** Start of Supplied data **

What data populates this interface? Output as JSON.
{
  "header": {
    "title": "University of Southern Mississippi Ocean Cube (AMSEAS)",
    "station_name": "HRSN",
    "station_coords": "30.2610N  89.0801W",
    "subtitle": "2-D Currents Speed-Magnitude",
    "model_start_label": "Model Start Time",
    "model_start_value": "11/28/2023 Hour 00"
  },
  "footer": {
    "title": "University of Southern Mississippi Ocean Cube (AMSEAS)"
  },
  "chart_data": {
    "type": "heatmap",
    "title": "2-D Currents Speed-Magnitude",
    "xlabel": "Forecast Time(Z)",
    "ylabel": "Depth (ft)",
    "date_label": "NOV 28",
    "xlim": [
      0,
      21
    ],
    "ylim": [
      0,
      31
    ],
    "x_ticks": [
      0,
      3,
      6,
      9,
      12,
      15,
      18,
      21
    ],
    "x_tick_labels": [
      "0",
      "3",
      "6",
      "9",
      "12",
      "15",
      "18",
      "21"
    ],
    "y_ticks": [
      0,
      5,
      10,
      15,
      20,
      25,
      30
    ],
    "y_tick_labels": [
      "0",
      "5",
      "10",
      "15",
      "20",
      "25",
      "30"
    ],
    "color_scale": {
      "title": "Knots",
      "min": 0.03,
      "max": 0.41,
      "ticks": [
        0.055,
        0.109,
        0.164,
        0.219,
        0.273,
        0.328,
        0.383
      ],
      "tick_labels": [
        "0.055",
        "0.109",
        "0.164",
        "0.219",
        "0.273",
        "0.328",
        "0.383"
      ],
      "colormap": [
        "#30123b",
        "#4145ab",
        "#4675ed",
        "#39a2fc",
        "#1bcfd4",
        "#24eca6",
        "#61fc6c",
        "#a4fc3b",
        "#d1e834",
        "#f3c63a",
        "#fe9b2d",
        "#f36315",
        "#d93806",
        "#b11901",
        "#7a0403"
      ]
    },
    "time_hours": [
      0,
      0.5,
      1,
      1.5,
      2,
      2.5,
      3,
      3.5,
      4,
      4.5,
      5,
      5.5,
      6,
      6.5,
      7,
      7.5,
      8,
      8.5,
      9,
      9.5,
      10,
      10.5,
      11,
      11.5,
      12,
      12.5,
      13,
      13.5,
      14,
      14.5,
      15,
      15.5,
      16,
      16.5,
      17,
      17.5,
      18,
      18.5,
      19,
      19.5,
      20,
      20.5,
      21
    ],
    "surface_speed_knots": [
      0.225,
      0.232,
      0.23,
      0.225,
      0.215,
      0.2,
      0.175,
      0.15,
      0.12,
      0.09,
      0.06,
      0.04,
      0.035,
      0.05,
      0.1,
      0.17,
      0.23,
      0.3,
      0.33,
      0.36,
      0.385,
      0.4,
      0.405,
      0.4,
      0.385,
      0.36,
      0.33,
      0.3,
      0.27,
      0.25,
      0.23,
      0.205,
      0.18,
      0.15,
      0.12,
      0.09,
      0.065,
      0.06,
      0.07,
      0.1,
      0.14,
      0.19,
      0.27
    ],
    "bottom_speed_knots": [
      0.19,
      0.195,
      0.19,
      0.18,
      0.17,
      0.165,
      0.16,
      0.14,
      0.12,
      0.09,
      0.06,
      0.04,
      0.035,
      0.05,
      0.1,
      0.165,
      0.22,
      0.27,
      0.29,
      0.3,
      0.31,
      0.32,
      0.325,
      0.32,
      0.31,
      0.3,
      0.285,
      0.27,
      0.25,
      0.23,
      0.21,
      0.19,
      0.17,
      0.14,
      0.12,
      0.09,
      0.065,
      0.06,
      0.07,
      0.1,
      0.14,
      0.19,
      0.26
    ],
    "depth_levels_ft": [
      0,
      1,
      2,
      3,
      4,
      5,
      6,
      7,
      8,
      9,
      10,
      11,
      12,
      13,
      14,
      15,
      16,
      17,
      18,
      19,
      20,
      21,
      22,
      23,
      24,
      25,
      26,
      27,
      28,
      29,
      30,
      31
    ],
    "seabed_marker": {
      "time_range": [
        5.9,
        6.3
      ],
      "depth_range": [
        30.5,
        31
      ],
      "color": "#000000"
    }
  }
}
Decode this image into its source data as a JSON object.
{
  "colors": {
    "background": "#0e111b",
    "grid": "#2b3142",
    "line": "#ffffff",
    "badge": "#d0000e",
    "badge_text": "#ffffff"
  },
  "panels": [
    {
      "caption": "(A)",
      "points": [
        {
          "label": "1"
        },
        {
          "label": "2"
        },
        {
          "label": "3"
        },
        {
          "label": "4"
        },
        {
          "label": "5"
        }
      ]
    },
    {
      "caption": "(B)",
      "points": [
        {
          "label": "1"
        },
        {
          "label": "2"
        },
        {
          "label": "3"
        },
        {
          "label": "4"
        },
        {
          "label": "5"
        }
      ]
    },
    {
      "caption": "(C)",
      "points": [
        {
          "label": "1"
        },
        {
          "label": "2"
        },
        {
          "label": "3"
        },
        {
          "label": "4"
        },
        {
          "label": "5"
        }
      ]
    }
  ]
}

** End of Supplied data **

→ **Your objective**
In the records above, how many lines include the string "Ocean"? Answer with only the number.

→ **Response to this task**
2